**To be done**: Word for word, restate every line of the material.

Entries from a dataset
Start
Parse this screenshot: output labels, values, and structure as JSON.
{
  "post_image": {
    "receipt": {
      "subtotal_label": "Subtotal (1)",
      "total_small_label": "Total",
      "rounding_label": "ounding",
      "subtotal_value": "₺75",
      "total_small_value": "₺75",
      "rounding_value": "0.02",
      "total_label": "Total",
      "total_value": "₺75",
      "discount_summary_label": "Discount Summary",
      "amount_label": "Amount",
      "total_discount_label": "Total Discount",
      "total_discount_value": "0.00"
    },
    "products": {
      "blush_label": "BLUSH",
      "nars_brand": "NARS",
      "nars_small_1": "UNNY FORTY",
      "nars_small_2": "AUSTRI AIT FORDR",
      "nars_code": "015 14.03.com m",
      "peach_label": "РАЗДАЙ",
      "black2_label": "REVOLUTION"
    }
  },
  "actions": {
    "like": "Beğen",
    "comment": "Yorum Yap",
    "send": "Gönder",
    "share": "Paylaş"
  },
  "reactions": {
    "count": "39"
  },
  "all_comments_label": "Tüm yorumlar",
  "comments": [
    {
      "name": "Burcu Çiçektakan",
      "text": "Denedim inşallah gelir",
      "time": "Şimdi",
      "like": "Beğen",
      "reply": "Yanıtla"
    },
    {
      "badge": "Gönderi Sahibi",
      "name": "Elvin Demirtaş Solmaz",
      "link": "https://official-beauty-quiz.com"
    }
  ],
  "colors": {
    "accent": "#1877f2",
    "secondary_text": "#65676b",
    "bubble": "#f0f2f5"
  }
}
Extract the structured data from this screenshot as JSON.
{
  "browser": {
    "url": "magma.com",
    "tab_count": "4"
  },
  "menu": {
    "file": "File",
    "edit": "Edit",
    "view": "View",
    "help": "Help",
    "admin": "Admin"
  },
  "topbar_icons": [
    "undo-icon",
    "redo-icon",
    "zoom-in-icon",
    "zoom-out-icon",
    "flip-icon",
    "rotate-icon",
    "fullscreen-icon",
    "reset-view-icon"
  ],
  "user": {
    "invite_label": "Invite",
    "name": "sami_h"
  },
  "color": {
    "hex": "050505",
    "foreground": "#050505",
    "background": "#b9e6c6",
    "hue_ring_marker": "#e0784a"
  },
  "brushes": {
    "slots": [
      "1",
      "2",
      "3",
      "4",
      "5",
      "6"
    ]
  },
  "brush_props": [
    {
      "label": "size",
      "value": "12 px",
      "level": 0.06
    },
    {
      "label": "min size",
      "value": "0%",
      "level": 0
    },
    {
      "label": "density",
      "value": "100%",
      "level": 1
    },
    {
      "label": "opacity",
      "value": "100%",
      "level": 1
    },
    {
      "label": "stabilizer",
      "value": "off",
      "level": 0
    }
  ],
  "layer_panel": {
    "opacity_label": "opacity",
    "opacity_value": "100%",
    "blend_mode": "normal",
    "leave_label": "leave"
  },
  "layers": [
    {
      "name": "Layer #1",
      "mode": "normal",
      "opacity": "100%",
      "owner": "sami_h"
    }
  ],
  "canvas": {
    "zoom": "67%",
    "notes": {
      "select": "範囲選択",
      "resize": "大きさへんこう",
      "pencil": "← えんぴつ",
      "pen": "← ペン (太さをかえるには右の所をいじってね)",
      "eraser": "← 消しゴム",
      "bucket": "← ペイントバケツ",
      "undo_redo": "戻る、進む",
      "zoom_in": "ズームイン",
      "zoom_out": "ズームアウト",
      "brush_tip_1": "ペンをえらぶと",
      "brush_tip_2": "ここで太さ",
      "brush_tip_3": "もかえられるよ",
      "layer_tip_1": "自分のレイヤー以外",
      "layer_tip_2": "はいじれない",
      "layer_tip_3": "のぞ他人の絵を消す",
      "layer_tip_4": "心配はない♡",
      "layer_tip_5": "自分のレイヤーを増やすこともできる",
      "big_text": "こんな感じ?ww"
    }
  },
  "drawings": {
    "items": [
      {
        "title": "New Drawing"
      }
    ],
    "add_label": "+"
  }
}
End
**Task output**:
Parse this screenshot: output labels, values, and structure as JSON.
{
  "post_image": {
    "receipt": {
      "subtotal_label": "Subtotal (1)",
      "total_small_label": "Total",
      "rounding_label": "ounding",
      "subtotal_value": "₺75",
      "total_small_value": "₺75",
      "rounding_value": "0.02",
      "total_label": "Total",
      "total_value": "₺75",
      "discount_summary_label": "Discount Summary",
      "amount_label": "Amount",
      "total_discount_label": "Total Discount",
      "total_discount_value": "0.00"
    },
    "products": {
      "blush_label": "BLUSH",
      "nars_brand": "NARS",
      "nars_small_1": "UNNY FORTY",
      "nars_small_2": "AUSTRI AIT FORDR",
      "nars_code": "015 14.03.com m",
      "peach_label": "РАЗДАЙ",
      "black2_label": "REVOLUTION"
    }
  },
  "actions": {
    "like": "Beğen",
    "comment": "Yorum Yap",
    "send": "Gönder",
    "share": "Paylaş"
  },
  "reactions": {
    "count": "39"
  },
  "all_comments_label": "Tüm yorumlar",
  "comments": [
    {
      "name": "Burcu Çiçektakan",
      "text": "Denedim inşallah gelir",
      "time": "Şimdi",
      "like": "Beğen",
      "reply": "Yanıtla"
    },
    {
      "badge": "Gönderi Sahibi",
      "name": "Elvin Demirtaş Solmaz",
      "link": "https://official-beauty-quiz.com"
    }
  ],
  "colors": {
    "accent": "#1877f2",
    "secondary_text": "#65676b",
    "bubble": "#f0f2f5"
  }
}
Extract the structured data from this screenshot as JSON.
{
  "browser": {
    "url": "magma.com",
    "tab_count": "4"
  },
  "menu": {
    "file": "File",
    "edit": "Edit",
    "view": "View",
    "help": "Help",
    "admin": "Admin"
  },
  "topbar_icons": [
    "undo-icon",
    "redo-icon",
    "zoom-in-icon",
    "zoom-out-icon",
    "flip-icon",
    "rotate-icon",
    "fullscreen-icon",
    "reset-view-icon"
  ],
  "user": {
    "invite_label": "Invite",
    "name": "sami_h"
  },
  "color": {
    "hex": "050505",
    "foreground": "#050505",
    "background": "#b9e6c6",
    "hue_ring_marker": "#e0784a"
  },
  "brushes": {
    "slots": [
      "1",
      "2",
      "3",
      "4",
      "5",
      "6"
    ]
  },
  "brush_props": [
    {
      "label": "size",
      "value": "12 px",
      "level": 0.06
    },
    {
      "label": "min size",
      "value": "0%",
      "level": 0
    },
    {
      "label": "density",
      "value": "100%",
      "level": 1
    },
    {
      "label": "opacity",
      "value": "100%",
      "level": 1
    },
    {
      "label": "stabilizer",
      "value": "off",
      "level": 0
    }
  ],
  "layer_panel": {
    "opacity_label": "opacity",
    "opacity_value": "100%",
    "blend_mode": "normal",
    "leave_label": "leave"
  },
  "layers": [
    {
      "name": "Layer #1",
      "mode": "normal",
      "opacity": "100%",
      "owner": "sami_h"
    }
  ],
  "canvas": {
    "zoom": "67%",
    "notes": {
      "select": "範囲選択",
      "resize": "大きさへんこう",
      "pencil": "← えんぴつ",
      "pen": "← ペン (太さをかえるには右の所をいじってね)",
      "eraser": "← 消しゴム",
      "bucket": "← ペイントバケツ",
      "undo_redo": "戻る、進む",
      "zoom_in": "ズームイン",
      "zoom_out": "ズームアウト",
      "brush_tip_1": "ペンをえらぶと",
      "brush_tip_2": "ここで太さ",
      "brush_tip_3": "もかえられるよ",
      "layer_tip_1": "自分のレイヤー以外",
      "layer_tip_2": "はいじれない",
      "layer_tip_3": "のぞ他人の絵を消す",
      "layer_tip_4": "心配はない♡",
      "layer_tip_5": "自分のレイヤーを増やすこともできる",
      "big_text": "こんな感じ?ww"
    }
  },
  "drawings": {
    "items": [
      {
        "title": "New Drawing"
      }
    ],
    "add_label": "+"
  }
}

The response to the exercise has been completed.